Stored dataset items
-- START --

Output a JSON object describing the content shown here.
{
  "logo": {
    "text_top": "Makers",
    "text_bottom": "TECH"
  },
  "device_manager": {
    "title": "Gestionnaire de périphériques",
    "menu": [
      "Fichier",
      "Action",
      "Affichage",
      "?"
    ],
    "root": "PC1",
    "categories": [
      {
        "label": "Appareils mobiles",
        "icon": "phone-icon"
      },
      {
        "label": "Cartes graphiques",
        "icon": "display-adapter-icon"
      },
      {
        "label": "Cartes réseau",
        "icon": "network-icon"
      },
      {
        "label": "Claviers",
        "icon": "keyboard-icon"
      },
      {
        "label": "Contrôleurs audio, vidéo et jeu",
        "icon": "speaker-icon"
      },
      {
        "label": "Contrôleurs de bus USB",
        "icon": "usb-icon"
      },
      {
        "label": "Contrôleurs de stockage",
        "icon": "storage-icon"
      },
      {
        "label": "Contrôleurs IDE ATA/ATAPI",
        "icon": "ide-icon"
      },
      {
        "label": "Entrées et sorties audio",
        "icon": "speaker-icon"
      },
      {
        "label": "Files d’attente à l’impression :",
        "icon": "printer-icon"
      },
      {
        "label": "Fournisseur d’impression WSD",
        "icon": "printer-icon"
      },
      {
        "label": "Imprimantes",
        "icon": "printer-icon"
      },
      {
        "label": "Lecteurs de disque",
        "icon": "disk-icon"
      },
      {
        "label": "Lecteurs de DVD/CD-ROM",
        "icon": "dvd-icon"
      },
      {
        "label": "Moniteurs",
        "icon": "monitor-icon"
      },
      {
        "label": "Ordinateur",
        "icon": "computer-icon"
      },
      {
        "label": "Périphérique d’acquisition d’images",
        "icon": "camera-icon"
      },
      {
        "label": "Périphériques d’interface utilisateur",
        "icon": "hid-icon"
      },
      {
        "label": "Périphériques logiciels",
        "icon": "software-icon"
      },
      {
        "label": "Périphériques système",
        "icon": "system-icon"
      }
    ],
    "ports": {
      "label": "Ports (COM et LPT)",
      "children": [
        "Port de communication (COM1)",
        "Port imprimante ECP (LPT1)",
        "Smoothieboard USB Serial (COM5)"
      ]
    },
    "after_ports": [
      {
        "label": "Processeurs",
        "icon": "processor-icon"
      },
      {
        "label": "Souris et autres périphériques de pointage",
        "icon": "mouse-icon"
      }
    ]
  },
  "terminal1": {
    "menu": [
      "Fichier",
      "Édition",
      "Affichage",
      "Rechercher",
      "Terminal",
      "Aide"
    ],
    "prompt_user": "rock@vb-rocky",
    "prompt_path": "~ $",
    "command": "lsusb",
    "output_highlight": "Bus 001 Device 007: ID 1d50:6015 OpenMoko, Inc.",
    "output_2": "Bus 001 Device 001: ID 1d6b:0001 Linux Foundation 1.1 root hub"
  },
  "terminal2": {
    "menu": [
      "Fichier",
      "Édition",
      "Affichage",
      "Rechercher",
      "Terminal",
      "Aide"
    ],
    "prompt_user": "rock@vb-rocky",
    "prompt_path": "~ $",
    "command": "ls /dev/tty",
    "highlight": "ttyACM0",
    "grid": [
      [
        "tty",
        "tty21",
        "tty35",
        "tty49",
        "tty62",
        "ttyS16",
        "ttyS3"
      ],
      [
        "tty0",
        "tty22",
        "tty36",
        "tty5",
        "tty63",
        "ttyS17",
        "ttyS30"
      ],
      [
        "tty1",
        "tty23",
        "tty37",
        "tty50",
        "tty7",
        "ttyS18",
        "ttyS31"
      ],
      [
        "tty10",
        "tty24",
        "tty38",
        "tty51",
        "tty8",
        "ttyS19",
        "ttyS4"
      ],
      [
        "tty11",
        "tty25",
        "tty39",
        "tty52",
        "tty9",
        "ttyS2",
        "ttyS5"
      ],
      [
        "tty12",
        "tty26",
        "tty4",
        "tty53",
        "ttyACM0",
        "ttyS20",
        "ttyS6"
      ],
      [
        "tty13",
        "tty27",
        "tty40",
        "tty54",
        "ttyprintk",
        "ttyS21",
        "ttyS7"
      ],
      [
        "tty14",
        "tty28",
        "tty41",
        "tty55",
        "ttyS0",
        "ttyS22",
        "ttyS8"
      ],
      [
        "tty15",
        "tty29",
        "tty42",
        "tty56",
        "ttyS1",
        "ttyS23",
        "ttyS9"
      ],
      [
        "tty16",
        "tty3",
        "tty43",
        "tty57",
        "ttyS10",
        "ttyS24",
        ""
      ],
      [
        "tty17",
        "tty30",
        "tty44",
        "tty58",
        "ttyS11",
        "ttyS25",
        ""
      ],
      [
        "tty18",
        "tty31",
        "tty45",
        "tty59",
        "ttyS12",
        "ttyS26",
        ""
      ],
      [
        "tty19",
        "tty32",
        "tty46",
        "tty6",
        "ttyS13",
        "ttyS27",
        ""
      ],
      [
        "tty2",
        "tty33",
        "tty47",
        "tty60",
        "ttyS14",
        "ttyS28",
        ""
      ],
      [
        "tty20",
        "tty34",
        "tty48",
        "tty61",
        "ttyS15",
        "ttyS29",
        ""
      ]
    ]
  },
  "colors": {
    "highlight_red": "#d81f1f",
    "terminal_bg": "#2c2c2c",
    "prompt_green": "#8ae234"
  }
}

-- END --

### Your task
Give the count of lines in the records that contain "Cartes", and no other text.

### Final answer
2